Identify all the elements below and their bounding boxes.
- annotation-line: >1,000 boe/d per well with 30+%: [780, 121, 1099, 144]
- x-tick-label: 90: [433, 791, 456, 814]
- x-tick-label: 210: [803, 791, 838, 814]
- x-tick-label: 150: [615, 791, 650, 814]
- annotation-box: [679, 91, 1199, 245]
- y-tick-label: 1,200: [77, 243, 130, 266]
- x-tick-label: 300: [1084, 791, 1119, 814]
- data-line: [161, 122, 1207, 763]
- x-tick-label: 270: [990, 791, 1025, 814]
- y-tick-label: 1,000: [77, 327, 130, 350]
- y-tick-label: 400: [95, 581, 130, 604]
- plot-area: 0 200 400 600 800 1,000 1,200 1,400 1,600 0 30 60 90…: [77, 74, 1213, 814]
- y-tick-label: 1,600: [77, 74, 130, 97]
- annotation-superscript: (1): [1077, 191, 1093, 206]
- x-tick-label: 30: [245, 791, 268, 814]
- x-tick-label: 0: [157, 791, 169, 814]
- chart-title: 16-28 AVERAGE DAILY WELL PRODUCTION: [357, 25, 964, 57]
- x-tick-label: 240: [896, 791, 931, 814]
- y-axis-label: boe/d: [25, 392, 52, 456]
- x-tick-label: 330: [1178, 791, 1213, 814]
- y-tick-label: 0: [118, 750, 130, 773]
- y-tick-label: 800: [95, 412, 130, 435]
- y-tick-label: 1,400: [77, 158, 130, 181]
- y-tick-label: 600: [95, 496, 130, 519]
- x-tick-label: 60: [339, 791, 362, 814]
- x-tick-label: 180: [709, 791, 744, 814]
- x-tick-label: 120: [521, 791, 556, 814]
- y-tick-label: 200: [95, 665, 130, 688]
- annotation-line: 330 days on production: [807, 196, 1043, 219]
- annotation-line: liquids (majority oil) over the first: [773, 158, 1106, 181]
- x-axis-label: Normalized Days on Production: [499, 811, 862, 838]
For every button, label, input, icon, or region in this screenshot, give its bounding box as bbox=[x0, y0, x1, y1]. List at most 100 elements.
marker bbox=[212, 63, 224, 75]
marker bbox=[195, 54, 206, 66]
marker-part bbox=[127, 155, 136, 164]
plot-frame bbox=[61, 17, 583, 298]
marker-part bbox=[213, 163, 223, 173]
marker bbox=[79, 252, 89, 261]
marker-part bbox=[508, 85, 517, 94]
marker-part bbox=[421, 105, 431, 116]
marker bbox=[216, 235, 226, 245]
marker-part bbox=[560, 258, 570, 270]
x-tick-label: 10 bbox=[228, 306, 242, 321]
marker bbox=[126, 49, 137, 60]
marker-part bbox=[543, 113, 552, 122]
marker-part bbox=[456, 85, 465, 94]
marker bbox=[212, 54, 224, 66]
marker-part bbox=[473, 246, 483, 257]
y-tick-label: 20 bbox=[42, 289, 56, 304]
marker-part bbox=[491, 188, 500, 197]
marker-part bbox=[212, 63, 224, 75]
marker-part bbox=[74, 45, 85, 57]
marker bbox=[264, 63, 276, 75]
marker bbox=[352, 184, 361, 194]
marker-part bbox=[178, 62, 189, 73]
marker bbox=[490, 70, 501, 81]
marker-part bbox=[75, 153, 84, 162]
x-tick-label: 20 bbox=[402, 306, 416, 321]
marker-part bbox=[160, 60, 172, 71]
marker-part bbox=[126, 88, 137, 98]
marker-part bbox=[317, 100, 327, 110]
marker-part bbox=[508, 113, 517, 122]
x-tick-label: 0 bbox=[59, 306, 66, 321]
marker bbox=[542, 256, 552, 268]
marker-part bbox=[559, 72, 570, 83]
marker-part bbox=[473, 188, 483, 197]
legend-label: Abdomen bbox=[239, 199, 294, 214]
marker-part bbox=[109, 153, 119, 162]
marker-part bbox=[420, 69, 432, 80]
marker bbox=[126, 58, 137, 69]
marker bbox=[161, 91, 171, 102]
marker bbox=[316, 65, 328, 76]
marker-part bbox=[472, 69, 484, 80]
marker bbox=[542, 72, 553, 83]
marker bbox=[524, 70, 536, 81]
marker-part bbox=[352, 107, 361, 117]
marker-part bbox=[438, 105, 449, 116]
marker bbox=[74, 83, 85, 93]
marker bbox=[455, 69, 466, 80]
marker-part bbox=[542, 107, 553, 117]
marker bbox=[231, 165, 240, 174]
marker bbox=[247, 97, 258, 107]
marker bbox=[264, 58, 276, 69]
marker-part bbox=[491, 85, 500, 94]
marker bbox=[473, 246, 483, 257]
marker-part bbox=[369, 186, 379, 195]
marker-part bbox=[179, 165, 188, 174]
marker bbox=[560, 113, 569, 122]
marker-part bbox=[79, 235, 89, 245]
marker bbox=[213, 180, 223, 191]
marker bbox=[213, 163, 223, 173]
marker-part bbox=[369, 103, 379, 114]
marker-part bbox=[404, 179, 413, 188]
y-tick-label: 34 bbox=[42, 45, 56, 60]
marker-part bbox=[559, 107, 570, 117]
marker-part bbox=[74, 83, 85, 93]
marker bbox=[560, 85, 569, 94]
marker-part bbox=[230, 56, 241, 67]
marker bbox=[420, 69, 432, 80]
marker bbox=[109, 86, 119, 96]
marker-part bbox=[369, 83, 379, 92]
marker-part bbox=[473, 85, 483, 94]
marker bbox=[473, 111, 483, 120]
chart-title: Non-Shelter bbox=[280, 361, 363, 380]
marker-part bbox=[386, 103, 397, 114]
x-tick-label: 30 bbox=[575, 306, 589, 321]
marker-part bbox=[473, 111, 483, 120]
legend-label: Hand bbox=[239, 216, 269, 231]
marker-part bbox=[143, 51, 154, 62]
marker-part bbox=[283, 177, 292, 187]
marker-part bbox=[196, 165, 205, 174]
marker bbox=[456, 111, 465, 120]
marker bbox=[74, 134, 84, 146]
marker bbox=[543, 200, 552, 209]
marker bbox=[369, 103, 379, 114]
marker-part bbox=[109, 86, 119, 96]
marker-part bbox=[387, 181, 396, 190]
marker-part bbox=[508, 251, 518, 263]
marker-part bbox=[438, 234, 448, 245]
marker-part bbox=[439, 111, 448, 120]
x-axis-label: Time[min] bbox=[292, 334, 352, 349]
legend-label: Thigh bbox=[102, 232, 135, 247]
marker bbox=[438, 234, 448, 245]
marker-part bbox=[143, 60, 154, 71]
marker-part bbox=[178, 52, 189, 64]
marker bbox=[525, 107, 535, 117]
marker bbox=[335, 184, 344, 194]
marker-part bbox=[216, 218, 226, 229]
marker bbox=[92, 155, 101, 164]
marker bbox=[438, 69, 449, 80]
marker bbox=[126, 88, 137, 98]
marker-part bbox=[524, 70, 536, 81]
* * * * * * *
(Stated task)
Reproduce every line of the listing above verbatim, leaving nothing out and changing nothing.

(The solution)
Identify all the elements below and their bounding boxes.
- annotation-line: >1,000 boe/d per well with 30+%: [780, 121, 1099, 144]
- x-tick-label: 90: [433, 791, 456, 814]
- x-tick-label: 210: [803, 791, 838, 814]
- x-tick-label: 150: [615, 791, 650, 814]
- annotation-box: [679, 91, 1199, 245]
- y-tick-label: 1,200: [77, 243, 130, 266]
- x-tick-label: 300: [1084, 791, 1119, 814]
- data-line: [161, 122, 1207, 763]
- x-tick-label: 270: [990, 791, 1025, 814]
- y-tick-label: 1,000: [77, 327, 130, 350]
- y-tick-label: 400: [95, 581, 130, 604]
- plot-area: 0 200 400 600 800 1,000 1,200 1,400 1,600 0 30 60 90…: [77, 74, 1213, 814]
- y-tick-label: 1,600: [77, 74, 130, 97]
- annotation-superscript: (1): [1077, 191, 1093, 206]
- x-tick-label: 30: [245, 791, 268, 814]
- x-tick-label: 0: [157, 791, 169, 814]
- chart-title: 16-28 AVERAGE DAILY WELL PRODUCTION: [357, 25, 964, 57]
- x-tick-label: 240: [896, 791, 931, 814]
- y-axis-label: boe/d: [25, 392, 52, 456]
- x-tick-label: 330: [1178, 791, 1213, 814]
- y-tick-label: 0: [118, 750, 130, 773]
- y-tick-label: 800: [95, 412, 130, 435]
- y-tick-label: 1,400: [77, 158, 130, 181]
- y-tick-label: 600: [95, 496, 130, 519]
- x-tick-label: 60: [339, 791, 362, 814]
- x-tick-label: 180: [709, 791, 744, 814]
- x-tick-label: 120: [521, 791, 556, 814]
- y-tick-label: 200: [95, 665, 130, 688]
- annotation-line: 330 days on production: [807, 196, 1043, 219]
- annotation-line: liquids (majority oil) over the first: [773, 158, 1106, 181]
- x-axis-label: Normalized Days on Production: [499, 811, 862, 838]
For every button, label, input, icon, or region in this screenshot, give its bounding box as bbox=[x0, y0, x1, y1]. List at most 100 elements.
marker bbox=[212, 63, 224, 75]
marker bbox=[195, 54, 206, 66]
marker-part bbox=[127, 155, 136, 164]
plot-frame bbox=[61, 17, 583, 298]
marker-part bbox=[213, 163, 223, 173]
marker bbox=[79, 252, 89, 261]
marker-part bbox=[508, 85, 517, 94]
marker-part bbox=[421, 105, 431, 116]
marker bbox=[216, 235, 226, 245]
marker-part bbox=[560, 258, 570, 270]
x-tick-label: 10 bbox=[228, 306, 242, 321]
marker bbox=[126, 49, 137, 60]
marker-part bbox=[543, 113, 552, 122]
marker-part bbox=[456, 85, 465, 94]
marker bbox=[212, 54, 224, 66]
marker-part bbox=[473, 246, 483, 257]
y-tick-label: 20 bbox=[42, 289, 56, 304]
marker-part bbox=[491, 188, 500, 197]
marker-part bbox=[212, 63, 224, 75]
marker-part bbox=[74, 45, 85, 57]
marker bbox=[264, 63, 276, 75]
marker bbox=[352, 184, 361, 194]
marker-part bbox=[178, 62, 189, 73]
marker bbox=[490, 70, 501, 81]
marker-part bbox=[75, 153, 84, 162]
x-tick-label: 20 bbox=[402, 306, 416, 321]
marker-part bbox=[160, 60, 172, 71]
marker-part bbox=[126, 88, 137, 98]
marker-part bbox=[317, 100, 327, 110]
marker-part bbox=[508, 113, 517, 122]
x-tick-label: 0 bbox=[59, 306, 66, 321]
marker bbox=[542, 256, 552, 268]
marker-part bbox=[559, 72, 570, 83]
marker-part bbox=[473, 188, 483, 197]
legend-label: Abdomen bbox=[239, 199, 294, 214]
marker-part bbox=[109, 153, 119, 162]
marker-part bbox=[420, 69, 432, 80]
marker bbox=[126, 58, 137, 69]
marker bbox=[161, 91, 171, 102]
marker bbox=[316, 65, 328, 76]
marker-part bbox=[472, 69, 484, 80]
marker bbox=[542, 72, 553, 83]
marker bbox=[524, 70, 536, 81]
marker-part bbox=[352, 107, 361, 117]
marker-part bbox=[438, 105, 449, 116]
marker bbox=[74, 83, 85, 93]
marker bbox=[455, 69, 466, 80]
marker-part bbox=[542, 107, 553, 117]
marker bbox=[231, 165, 240, 174]
marker bbox=[247, 97, 258, 107]
marker bbox=[264, 58, 276, 69]
marker-part bbox=[491, 85, 500, 94]
marker bbox=[473, 246, 483, 257]
marker-part bbox=[369, 186, 379, 195]
marker-part bbox=[179, 165, 188, 174]
marker bbox=[560, 113, 569, 122]
marker-part bbox=[79, 235, 89, 245]
marker bbox=[213, 180, 223, 191]
marker bbox=[213, 163, 223, 173]
marker-part bbox=[369, 103, 379, 114]
marker-part bbox=[404, 179, 413, 188]
y-tick-label: 34 bbox=[42, 45, 56, 60]
marker-part bbox=[559, 107, 570, 117]
marker-part bbox=[74, 83, 85, 93]
marker bbox=[560, 85, 569, 94]
marker-part bbox=[230, 56, 241, 67]
marker bbox=[420, 69, 432, 80]
marker bbox=[109, 86, 119, 96]
marker-part bbox=[369, 83, 379, 92]
marker-part bbox=[473, 85, 483, 94]
marker bbox=[473, 111, 483, 120]
chart-title: Non-Shelter bbox=[280, 361, 363, 380]
marker-part bbox=[386, 103, 397, 114]
x-tick-label: 30 bbox=[575, 306, 589, 321]
marker-part bbox=[473, 111, 483, 120]
legend-label: Hand bbox=[239, 216, 269, 231]
marker-part bbox=[143, 51, 154, 62]
marker-part bbox=[283, 177, 292, 187]
marker-part bbox=[196, 165, 205, 174]
marker bbox=[456, 111, 465, 120]
marker bbox=[74, 134, 84, 146]
marker bbox=[543, 200, 552, 209]
marker bbox=[369, 103, 379, 114]
marker-part bbox=[109, 86, 119, 96]
marker-part bbox=[387, 181, 396, 190]
marker-part bbox=[508, 251, 518, 263]
marker-part bbox=[438, 234, 448, 245]
marker-part bbox=[439, 111, 448, 120]
x-axis-label: Time[min] bbox=[292, 334, 352, 349]
legend-label: Thigh bbox=[102, 232, 135, 247]
marker bbox=[438, 234, 448, 245]
marker-part bbox=[143, 60, 154, 71]
marker-part bbox=[178, 52, 189, 64]
marker bbox=[525, 107, 535, 117]
marker bbox=[335, 184, 344, 194]
marker-part bbox=[216, 218, 226, 229]
marker bbox=[92, 155, 101, 164]
marker bbox=[438, 69, 449, 80]
marker bbox=[126, 88, 137, 98]
marker-part bbox=[524, 70, 536, 81]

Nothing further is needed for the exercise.